Revision as of 20:52, 13 January 2024

In algebra, the Factor theorem is a theorem regarding the relationships between the factors of a polynomial and its roots.


One of it's most important applications is if you are given that a polynomial have certain roots, you will know certain linear factors of the polynomial. Thus, you can test if a linear factor is a factor of a polynomial without using polynomial division and instead plugging in numbers. Conversely, you can determine whether a number in the form $f(a)$ ($a$ is constant, $f$ is polynomial) is $0$ using polynomial division rather than plugging in large values.

Statement

The Factor Theorem says that if $P(x)$ is a polynomial, then $x-a$ is a factor of $P(x)$ if and only if $P(a)=0$.

Proof

If $x - a$ is a factor of $P(x)$, then $P(x) = (x - a)Q(x)$, where $Q(x)$ is a polynomial with $\deg(Q(x)) = \deg(P(x)) - 1$. Then $P(a) = (a - a)Q(a) = 0$.

Now suppose that $P(a) = 0$.

### Given task A
Return the records unchanged, starting at their first line and stopping after the line that contains "panel-a-legend-da-label: DA with".

### Material shown
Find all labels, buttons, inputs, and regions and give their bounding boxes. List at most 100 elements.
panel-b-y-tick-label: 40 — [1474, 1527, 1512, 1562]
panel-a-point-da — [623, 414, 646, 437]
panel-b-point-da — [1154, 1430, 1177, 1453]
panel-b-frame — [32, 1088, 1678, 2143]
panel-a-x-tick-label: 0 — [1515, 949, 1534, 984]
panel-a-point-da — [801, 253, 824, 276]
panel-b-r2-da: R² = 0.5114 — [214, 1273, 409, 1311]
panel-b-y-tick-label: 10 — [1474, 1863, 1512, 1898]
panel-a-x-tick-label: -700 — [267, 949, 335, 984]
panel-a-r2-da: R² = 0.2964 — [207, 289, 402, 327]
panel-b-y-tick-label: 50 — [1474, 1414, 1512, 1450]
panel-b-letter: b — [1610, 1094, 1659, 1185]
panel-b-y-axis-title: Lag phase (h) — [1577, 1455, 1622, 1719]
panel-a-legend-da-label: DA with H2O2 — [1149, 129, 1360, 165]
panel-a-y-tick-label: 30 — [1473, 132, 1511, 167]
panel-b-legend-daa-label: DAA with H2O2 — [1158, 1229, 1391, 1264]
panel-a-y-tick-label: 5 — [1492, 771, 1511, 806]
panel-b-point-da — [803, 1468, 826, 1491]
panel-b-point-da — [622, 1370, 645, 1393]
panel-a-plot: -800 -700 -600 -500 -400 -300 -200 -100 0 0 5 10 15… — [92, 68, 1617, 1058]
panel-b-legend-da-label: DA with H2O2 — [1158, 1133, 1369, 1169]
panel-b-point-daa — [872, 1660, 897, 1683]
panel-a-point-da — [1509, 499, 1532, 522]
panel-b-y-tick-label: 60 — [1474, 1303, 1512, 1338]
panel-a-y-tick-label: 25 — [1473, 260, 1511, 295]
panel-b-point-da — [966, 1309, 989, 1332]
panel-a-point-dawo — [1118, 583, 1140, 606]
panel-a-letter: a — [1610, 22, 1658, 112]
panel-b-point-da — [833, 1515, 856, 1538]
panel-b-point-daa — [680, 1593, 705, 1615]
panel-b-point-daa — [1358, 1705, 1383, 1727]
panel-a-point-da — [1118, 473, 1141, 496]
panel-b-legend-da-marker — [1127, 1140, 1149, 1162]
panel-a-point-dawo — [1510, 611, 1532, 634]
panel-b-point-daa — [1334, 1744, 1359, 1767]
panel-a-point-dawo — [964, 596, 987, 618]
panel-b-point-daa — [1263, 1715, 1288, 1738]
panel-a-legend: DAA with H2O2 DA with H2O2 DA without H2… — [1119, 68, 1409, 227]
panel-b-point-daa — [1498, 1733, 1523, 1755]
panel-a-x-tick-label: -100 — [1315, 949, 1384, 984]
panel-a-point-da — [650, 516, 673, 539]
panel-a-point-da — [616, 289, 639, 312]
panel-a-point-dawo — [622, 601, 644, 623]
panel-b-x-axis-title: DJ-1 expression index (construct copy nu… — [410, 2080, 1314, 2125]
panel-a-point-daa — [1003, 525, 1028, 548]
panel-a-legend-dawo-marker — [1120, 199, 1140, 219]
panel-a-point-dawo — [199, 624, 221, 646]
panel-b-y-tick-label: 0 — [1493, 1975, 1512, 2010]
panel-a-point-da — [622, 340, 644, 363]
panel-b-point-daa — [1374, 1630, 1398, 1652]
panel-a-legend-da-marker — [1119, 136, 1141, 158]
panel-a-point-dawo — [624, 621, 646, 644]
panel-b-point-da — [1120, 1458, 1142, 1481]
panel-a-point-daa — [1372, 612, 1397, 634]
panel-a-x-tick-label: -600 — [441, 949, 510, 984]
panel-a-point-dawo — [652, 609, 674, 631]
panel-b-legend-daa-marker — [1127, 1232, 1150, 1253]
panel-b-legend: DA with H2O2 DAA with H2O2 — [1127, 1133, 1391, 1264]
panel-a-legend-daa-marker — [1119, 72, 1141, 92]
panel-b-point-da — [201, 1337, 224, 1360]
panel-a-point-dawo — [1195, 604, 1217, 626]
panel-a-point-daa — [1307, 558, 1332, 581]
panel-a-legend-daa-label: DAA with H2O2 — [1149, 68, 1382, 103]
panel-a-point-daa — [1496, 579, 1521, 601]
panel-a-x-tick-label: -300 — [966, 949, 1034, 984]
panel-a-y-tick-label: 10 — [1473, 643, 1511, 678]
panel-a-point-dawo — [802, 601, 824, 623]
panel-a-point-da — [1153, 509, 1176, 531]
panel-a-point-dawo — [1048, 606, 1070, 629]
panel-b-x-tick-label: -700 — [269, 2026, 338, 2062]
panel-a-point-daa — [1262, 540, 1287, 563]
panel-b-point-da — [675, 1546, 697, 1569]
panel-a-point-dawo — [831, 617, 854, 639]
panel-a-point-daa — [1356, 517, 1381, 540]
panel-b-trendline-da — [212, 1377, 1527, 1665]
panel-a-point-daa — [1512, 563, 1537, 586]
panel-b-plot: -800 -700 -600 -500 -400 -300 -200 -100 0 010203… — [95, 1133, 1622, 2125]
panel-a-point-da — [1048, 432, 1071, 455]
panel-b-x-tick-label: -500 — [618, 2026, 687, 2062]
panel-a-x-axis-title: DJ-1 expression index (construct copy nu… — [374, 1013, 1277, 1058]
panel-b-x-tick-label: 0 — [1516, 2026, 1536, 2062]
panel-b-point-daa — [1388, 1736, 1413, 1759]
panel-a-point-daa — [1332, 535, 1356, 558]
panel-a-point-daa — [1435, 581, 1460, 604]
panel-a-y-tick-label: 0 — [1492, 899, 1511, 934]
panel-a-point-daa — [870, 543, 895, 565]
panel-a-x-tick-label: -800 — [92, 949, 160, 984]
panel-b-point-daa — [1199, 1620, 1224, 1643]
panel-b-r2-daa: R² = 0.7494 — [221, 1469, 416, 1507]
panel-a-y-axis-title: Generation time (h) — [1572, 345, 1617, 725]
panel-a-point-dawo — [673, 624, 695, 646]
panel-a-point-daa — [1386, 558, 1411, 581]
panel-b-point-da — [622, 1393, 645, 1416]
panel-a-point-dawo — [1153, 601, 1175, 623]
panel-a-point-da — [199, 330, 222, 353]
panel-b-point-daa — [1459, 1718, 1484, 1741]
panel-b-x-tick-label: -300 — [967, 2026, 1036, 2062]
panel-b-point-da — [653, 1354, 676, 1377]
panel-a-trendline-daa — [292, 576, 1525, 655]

### Given task B
Retype the Factor theorem text word for word, beginning at the words "The Factor Theorem says" and stopping after "(a - a)Q(a) = 0$.".

### Correct response A
Find all labels, buttons, inputs, and regions and give their bounding boxes. List at most 100 elements.
panel-b-y-tick-label: 40 — [1474, 1527, 1512, 1562]
panel-a-point-da — [623, 414, 646, 437]
panel-b-point-da — [1154, 1430, 1177, 1453]
panel-b-frame — [32, 1088, 1678, 2143]
panel-a-x-tick-label: 0 — [1515, 949, 1534, 984]
panel-a-point-da — [801, 253, 824, 276]
panel-b-r2-da: R² = 0.5114 — [214, 1273, 409, 1311]
panel-b-y-tick-label: 10 — [1474, 1863, 1512, 1898]
panel-a-x-tick-label: -700 — [267, 949, 335, 984]
panel-a-r2-da: R² = 0.2964 — [207, 289, 402, 327]
panel-b-y-tick-label: 50 — [1474, 1414, 1512, 1450]
panel-b-letter: b — [1610, 1094, 1659, 1185]
panel-b-y-axis-title: Lag phase (h) — [1577, 1455, 1622, 1719]
panel-a-legend-da-label: DA with H2O2 — [1149, 129, 1360, 165]

### Correct response B
The Factor Theorem says that if $P(x)$ is a polynomial, then $x-a$ is a factor of $P(x)$ if and only if $P(a)=0$.

Proof

If $x - a$ is a factor of $P(x)$, then $P(x) = (x - a)Q(x)$, where $Q(x)$ is a polynomial with $\deg(Q(x)) = \deg(P(x)) - 1$. Then $P(a) = (a - a)Q(a) = 0$.